THE TASK
Render every line of the records below as a numbered list, skipping blank lines, and omit the pictures.

-------------------------

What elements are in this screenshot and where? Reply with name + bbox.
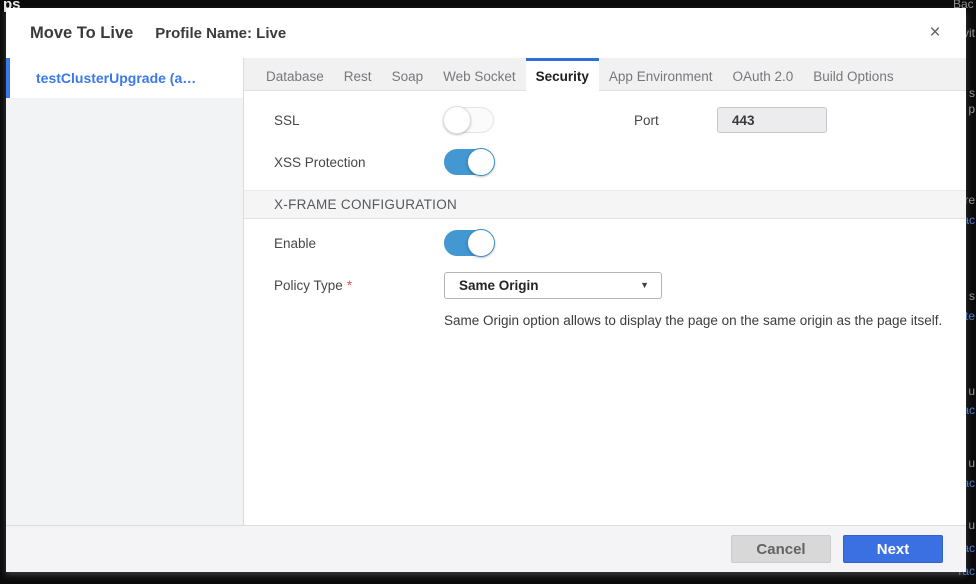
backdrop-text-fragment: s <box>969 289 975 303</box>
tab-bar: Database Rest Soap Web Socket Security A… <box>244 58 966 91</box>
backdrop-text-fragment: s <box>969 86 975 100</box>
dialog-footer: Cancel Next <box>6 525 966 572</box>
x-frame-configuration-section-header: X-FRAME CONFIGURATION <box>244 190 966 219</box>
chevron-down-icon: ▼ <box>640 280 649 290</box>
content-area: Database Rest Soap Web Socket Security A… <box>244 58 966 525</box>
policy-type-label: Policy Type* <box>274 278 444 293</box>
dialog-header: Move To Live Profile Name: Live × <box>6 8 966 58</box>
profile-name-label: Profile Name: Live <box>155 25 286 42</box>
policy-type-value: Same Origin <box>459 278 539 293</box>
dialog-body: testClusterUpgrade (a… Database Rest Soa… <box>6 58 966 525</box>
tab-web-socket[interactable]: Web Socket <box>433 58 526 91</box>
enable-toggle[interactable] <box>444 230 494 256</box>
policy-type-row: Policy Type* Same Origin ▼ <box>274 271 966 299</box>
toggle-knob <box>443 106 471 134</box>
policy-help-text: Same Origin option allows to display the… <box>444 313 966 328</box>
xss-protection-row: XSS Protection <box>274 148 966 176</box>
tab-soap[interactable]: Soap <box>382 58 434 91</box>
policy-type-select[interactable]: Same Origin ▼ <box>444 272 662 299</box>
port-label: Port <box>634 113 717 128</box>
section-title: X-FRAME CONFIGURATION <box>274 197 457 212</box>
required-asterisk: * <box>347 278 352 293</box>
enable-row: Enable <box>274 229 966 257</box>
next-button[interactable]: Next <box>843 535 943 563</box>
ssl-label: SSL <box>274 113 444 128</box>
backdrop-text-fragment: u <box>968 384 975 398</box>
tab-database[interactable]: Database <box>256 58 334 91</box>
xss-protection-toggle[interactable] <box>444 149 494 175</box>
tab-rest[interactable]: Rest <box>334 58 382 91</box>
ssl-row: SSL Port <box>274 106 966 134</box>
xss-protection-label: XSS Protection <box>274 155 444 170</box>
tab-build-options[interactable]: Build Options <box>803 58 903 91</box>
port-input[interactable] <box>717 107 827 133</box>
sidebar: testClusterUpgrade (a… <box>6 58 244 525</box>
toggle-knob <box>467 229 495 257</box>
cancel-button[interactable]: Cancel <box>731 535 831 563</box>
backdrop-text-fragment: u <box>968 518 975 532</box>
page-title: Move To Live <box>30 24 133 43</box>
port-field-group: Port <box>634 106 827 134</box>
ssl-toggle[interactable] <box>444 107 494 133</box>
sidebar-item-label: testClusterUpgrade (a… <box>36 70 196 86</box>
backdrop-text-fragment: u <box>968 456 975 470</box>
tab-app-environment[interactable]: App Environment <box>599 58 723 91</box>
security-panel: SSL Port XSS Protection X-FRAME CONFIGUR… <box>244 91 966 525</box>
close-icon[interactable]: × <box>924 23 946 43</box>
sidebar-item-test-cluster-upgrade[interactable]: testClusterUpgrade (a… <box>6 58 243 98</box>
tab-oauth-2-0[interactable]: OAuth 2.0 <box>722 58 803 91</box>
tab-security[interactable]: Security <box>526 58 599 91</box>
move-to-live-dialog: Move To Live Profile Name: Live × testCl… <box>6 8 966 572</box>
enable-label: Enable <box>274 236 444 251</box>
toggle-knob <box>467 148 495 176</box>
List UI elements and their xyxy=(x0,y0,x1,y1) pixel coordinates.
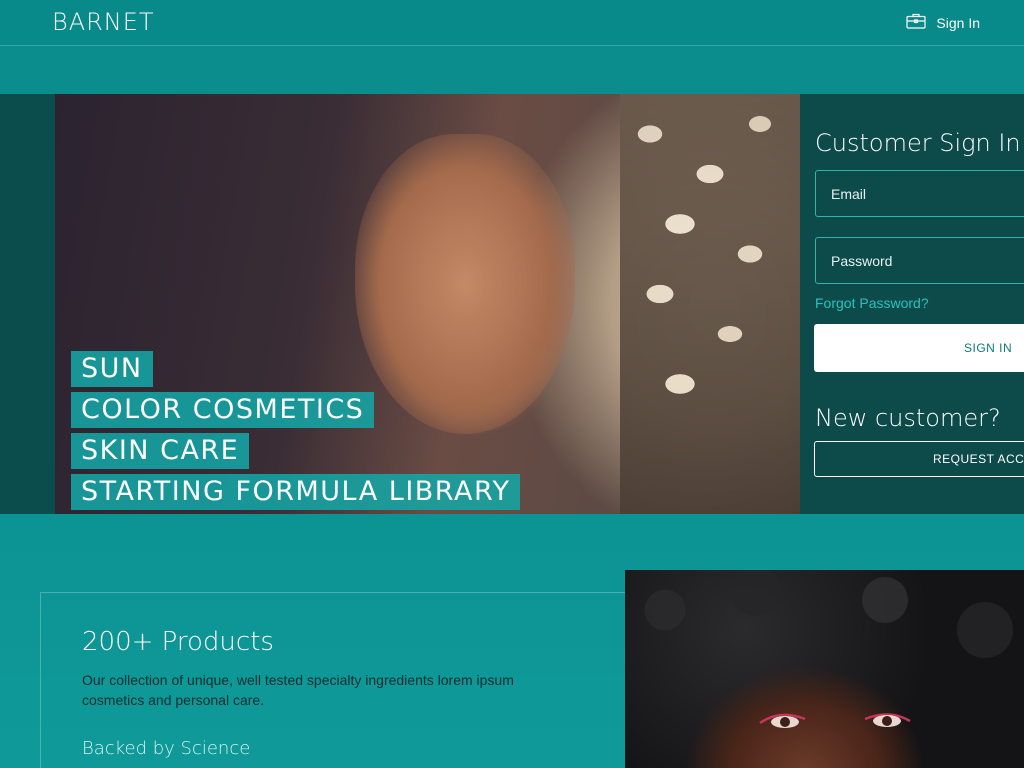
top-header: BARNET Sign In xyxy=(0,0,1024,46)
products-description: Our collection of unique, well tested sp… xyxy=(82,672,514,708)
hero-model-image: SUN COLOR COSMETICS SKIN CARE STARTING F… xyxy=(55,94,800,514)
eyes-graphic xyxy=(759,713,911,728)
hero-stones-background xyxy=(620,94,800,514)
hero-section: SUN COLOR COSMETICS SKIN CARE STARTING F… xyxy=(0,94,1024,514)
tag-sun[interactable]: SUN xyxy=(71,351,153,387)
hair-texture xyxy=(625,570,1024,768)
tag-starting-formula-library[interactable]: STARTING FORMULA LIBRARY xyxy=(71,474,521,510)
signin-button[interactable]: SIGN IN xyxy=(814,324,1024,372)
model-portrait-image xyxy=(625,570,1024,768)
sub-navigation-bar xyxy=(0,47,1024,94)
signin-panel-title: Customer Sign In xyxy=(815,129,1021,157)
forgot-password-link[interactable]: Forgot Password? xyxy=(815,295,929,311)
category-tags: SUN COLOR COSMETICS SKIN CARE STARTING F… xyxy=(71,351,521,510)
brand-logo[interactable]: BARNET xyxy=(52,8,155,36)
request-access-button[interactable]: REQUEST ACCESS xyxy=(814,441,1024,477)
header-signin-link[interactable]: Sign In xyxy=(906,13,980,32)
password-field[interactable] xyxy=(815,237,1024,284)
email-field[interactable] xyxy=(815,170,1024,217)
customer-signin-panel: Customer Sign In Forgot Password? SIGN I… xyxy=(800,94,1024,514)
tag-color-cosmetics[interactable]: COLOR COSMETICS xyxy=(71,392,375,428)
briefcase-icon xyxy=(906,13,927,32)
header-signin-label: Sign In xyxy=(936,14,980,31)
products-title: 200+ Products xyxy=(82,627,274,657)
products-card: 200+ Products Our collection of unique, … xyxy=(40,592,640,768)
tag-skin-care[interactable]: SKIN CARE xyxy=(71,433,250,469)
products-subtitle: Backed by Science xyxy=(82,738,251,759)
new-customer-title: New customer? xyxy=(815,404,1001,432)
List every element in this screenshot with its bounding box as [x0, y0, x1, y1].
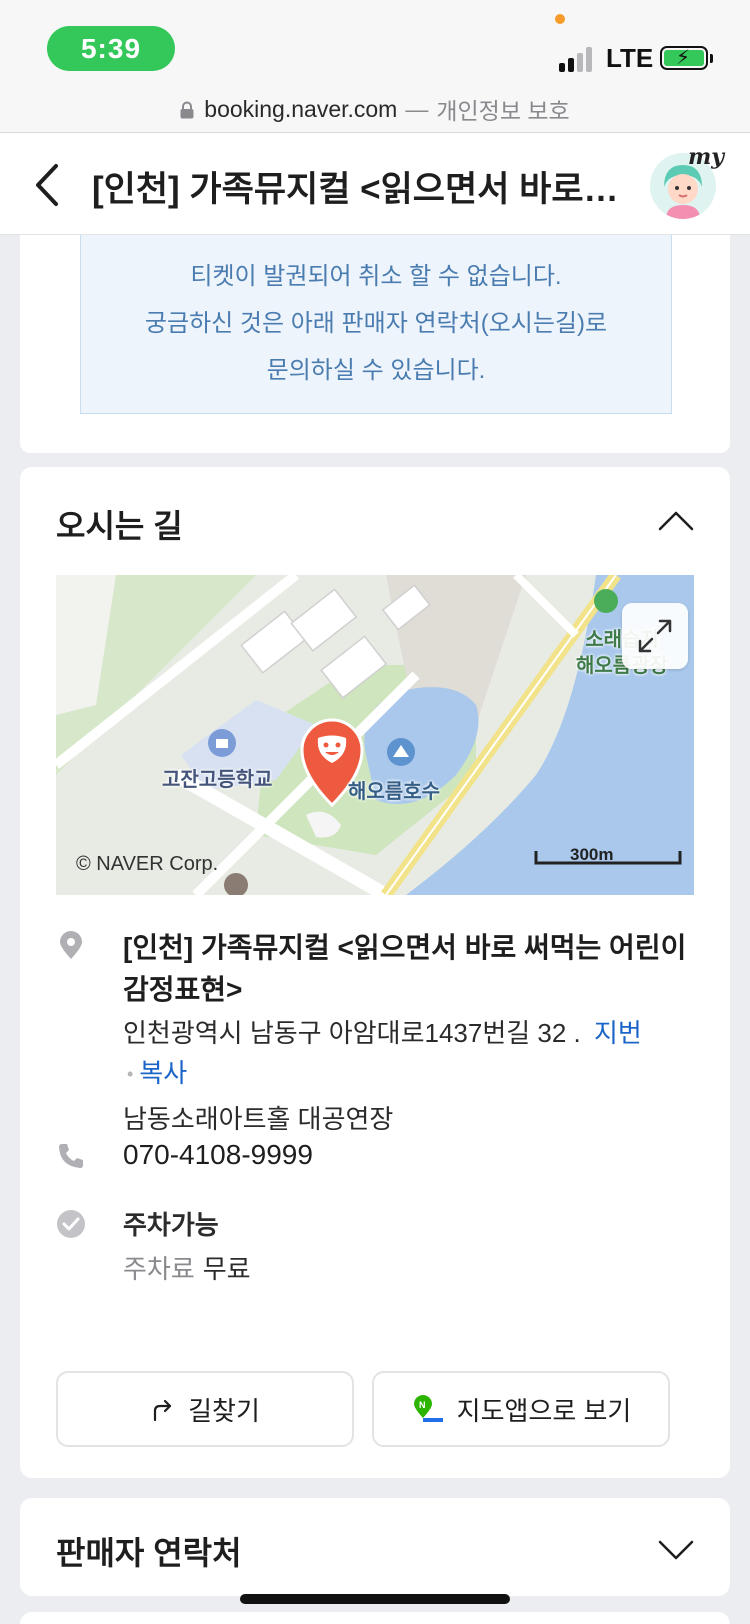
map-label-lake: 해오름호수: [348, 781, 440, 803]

-------------------------

COMPLETED TASK
1. What elements are in this screenshot and where? Reply with name + bbox.
2. backdrop-text-fragment: s <box>969 289 975 303</box>
3. tab-bar: Database Rest Soap Web Socket Security A… <box>244 58 966 91</box>
4. backdrop-text-fragment: s <box>969 86 975 100</box>
5. dialog-footer: Cancel Next <box>6 525 966 572</box>
6. x-frame-configuration-section-header: X-FRAME CONFIGURATION <box>244 190 966 219</box>
7. chevron-down-icon: ▼ <box>640 280 649 290</box>
8. content-area: Database Rest Soap Web Socket Security A… <box>244 58 966 525</box>
9. policy-type-label: Policy Type* <box>274 278 444 293</box>
10. dialog-header: Move To Live Profile Name: Live × <box>6 8 966 58</box>
11. profile-name-label: Profile Name: Live <box>155 25 286 42</box>
12. policy-type-value: Same Origin <box>459 278 539 293</box>
13. dialog-body: testClusterUpgrade (a… Database Rest Soa… <box>6 58 966 525</box>
14. tab-web-socket[interactable]: Web Socket <box>433 58 526 91</box>
15. enable-toggle[interactable] <box>444 230 494 256</box>
16. policy-type-row: Policy Type* Same Origin ▼ <box>274 271 966 299</box>
17. toggle-knob <box>443 106 471 134</box>
18. policy-help-text: Same Origin option allows to display the… <box>444 313 966 328</box>
19. xss-protection-row: XSS Protection <box>274 148 966 176</box>
20. tab-soap[interactable]: Soap <box>382 58 434 91</box>
21. policy-type-select[interactable]: Same Origin ▼ <box>444 272 662 299</box>
22. port-label: Port <box>634 113 717 128</box>
23. section-title: X-FRAME CONFIGURATION <box>274 197 457 212</box>
24. required-asterisk: * <box>347 278 352 293</box>
25. enable-row: Enable <box>274 229 966 257</box>
26. next-button[interactable]: Next <box>843 535 943 563</box>
27. ssl-label: SSL <box>274 113 444 128</box>
28. backdrop-text-fragment: u <box>968 384 975 398</box>
29. tab-database[interactable]: Database <box>256 58 334 91</box>
30. xss-protection-toggle[interactable] <box>444 149 494 175</box>
31. tab-rest[interactable]: Rest <box>334 58 382 91</box>
32. ssl-row: SSL Port <box>274 106 966 134</box>
33. xss-protection-label: XSS Protection <box>274 155 444 170</box>
34. tab-build-options[interactable]: Build Options <box>803 58 903 91</box>
35. port-input[interactable] <box>717 107 827 133</box>
36. sidebar: testClusterUpgrade (a… <box>6 58 244 525</box>
37. toggle-knob <box>467 229 495 257</box>
38. cancel-button[interactable]: Cancel <box>731 535 831 563</box>
39. backdrop-text-fragment: u <box>968 518 975 532</box>
40. page-title: Move To Live <box>30 24 133 43</box>
41. port-field-group: Port <box>634 106 827 134</box>
42. ssl-toggle[interactable] <box>444 107 494 133</box>
43. sidebar-item-label: testClusterUpgrade (a… <box>36 70 196 86</box>
44. backdrop-text-fragment: u <box>968 456 975 470</box>
45. tab-app-environment[interactable]: App Environment <box>599 58 723 91</box>
46. security-panel: SSL Port XSS Protection X-FRAME CONFIGUR… <box>244 91 966 525</box>
47. close-icon[interactable]: × <box>924 23 946 43</box>
48. sidebar-item-test-cluster-upgrade[interactable]: testClusterUpgrade (a… <box>6 58 243 98</box>
49. tab-oauth-2-0[interactable]: OAuth 2.0 <box>722 58 803 91</box>
50. tab-security[interactable]: Security <box>526 58 599 91</box>
51. move-to-live-dialog: Move To Live Profile Name: Live × testCl… <box>6 8 966 572</box>
52. enable-label: Enable <box>274 236 444 251</box>
53. toggle-knob <box>467 148 495 176</box>
54. List UI elements and their xyxy=(x0,y0,x1,y1) pixel coordinates.
55. top-header: BARNET Sign In xyxy=(0,0,1024,46)
56. products-description: Our collection of unique, well tested sp… xyxy=(82,672,514,708)
57. hero-model-image: SUN COLOR COSMETICS SKIN CARE STARTING F… xyxy=(55,94,800,514)
58. eyes-graphic xyxy=(759,713,911,728)
59. hero-stones-background xyxy=(620,94,800,514)
60. hero-section: SUN COLOR COSMETICS SKIN CARE STARTING F… xyxy=(0,94,1024,514)
61. tag-sun[interactable]: SUN xyxy=(71,351,153,387)
62. hair-texture xyxy=(625,570,1024,768)
63. tag-starting-formula-library[interactable]: STARTING FORMULA LIBRARY xyxy=(71,474,521,510)
64. signin-button[interactable]: SIGN IN xyxy=(814,324,1024,372)
65. model-portrait-image xyxy=(625,570,1024,768)
66. sub-navigation-bar xyxy=(0,47,1024,94)
67. signin-panel-title: Customer Sign In xyxy=(815,129,1021,157)
68. forgot-password-link[interactable]: Forgot Password? xyxy=(815,295,929,311)
69. category-tags: SUN COLOR COSMETICS SKIN CARE STARTING F… xyxy=(71,351,521,510)
70. brand-logo[interactable]: BARNET xyxy=(52,8,155,36)
71. request-access-button[interactable]: REQUEST ACCESS xyxy=(814,441,1024,477)
72. header-signin-link[interactable]: Sign In xyxy=(906,13,980,32)
73. password-field[interactable] xyxy=(815,237,1024,284)
74. email-field[interactable] xyxy=(815,170,1024,217)
75. customer-signin-panel: Customer Sign In Forgot Password? SIGN I… xyxy=(800,94,1024,514)
76. tag-color-cosmetics[interactable]: COLOR COSMETICS xyxy=(71,392,375,428)
77. briefcase-icon xyxy=(906,13,927,32)
78. header-signin-label: Sign In xyxy=(936,14,980,31)
79. products-title: 200+ Products xyxy=(82,627,274,657)
80. products-card: 200+ Products Our collection of unique, … xyxy=(40,592,640,768)
81. tag-skin-care[interactable]: SKIN CARE xyxy=(71,433,250,469)
82. products-subtitle: Backed by Science xyxy=(82,738,251,759)
83. new-customer-title: New customer? xyxy=(815,404,1001,432)
84. List every element in this screenshot with its bounding box as [x0, y0, x1, y1].
85. map-label-lake: 해오름호수: [348, 781, 440, 803]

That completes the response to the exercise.